Given request. Provide a single number: the count of lines containing the string "JSON".
[Dataset entries start]
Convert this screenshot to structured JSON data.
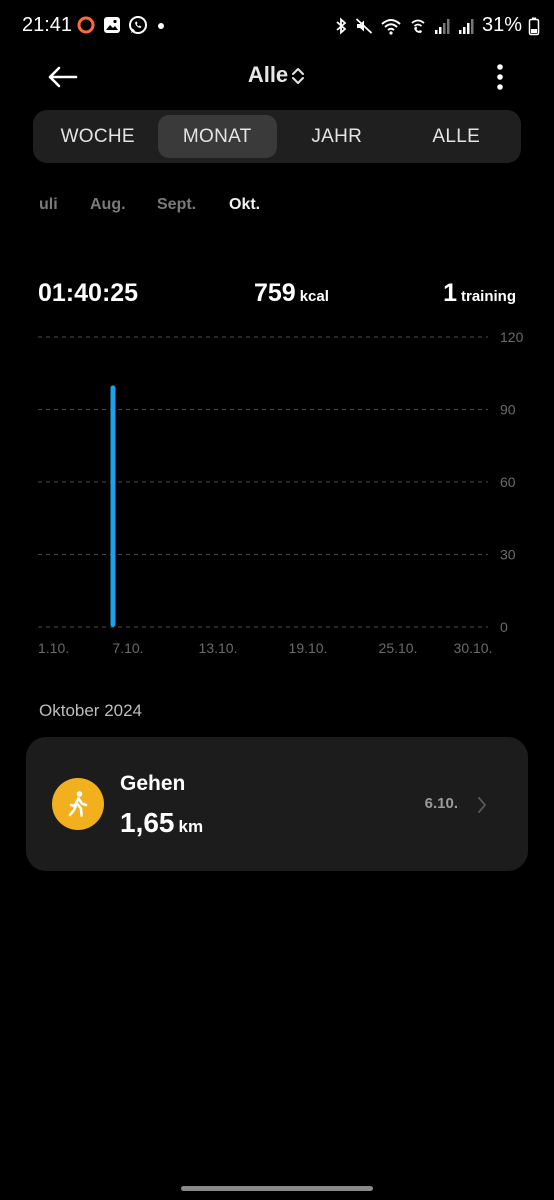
{
  "status_bar": {
    "time": "21:41",
    "battery": "31%",
    "left_icons": [
      "record-icon",
      "gallery-icon",
      "whatsapp-icon",
      "dot-icon"
    ],
    "right_icons": [
      "bluetooth-icon",
      "mute-icon",
      "wifi-icon",
      "wifi-call-icon",
      "signal-icon",
      "signal-icon",
      "battery-icon"
    ]
  },
  "header": {
    "title": "Alle",
    "back_icon": "arrow-left-icon",
    "title_icon": "sort-chevron-icon",
    "more_icon": "more-vertical-icon"
  },
  "segments": [
    {
      "label": "WOCHE",
      "active": false
    },
    {
      "label": "MONAT",
      "active": true
    },
    {
      "label": "JAHR",
      "active": false
    },
    {
      "label": "ALLE",
      "active": false
    }
  ],
  "months": [
    {
      "label": "uli",
      "active": false
    },
    {
      "label": "Aug.",
      "active": false
    },
    {
      "label": "Sept.",
      "active": false
    },
    {
      "label": "Okt.",
      "active": true
    }
  ],
  "summary": {
    "duration": "01:40:25",
    "calories_value": "759",
    "calories_unit": "kcal",
    "trainings_value": "1",
    "trainings_unit": "training"
  },
  "chart_data": {
    "type": "bar",
    "x": [
      "1.10.",
      "2.10.",
      "3.10.",
      "4.10.",
      "5.10.",
      "6.10.",
      "7.10.",
      "8.10.",
      "9.10.",
      "10.10.",
      "11.10.",
      "12.10.",
      "13.10.",
      "14.10.",
      "15.10.",
      "16.10.",
      "17.10.",
      "18.10.",
      "19.10.",
      "20.10.",
      "21.10.",
      "22.10.",
      "23.10.",
      "24.10.",
      "25.10.",
      "26.10.",
      "27.10.",
      "28.10.",
      "29.10.",
      "30.10.",
      "31.10."
    ],
    "values": [
      0,
      0,
      0,
      0,
      0,
      100,
      0,
      0,
      0,
      0,
      0,
      0,
      0,
      0,
      0,
      0,
      0,
      0,
      0,
      0,
      0,
      0,
      0,
      0,
      0,
      0,
      0,
      0,
      0,
      0,
      0
    ],
    "x_tick_labels": [
      "1.10.",
      "7.10.",
      "13.10.",
      "19.10.",
      "25.10.",
      "30.10."
    ],
    "y_ticks": [
      0,
      30,
      60,
      90,
      120
    ],
    "ylim": [
      0,
      120
    ],
    "grid": true,
    "bar_color": "#1aa3e8"
  },
  "list": {
    "section_label": "Oktober 2024",
    "items": [
      {
        "title": "Gehen",
        "value": "1,65",
        "unit": "km",
        "date": "6.10.",
        "icon": "walking-icon",
        "icon_color": "#f2b01e"
      }
    ]
  }
}
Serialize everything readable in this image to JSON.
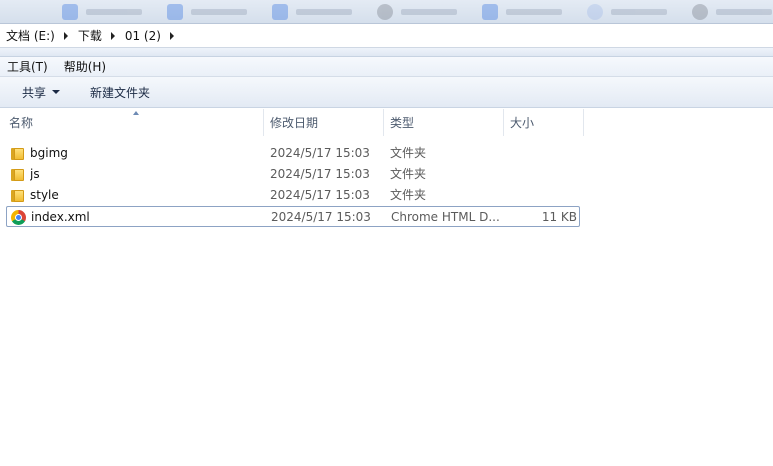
[Dataset entries end]
Output of the task. 2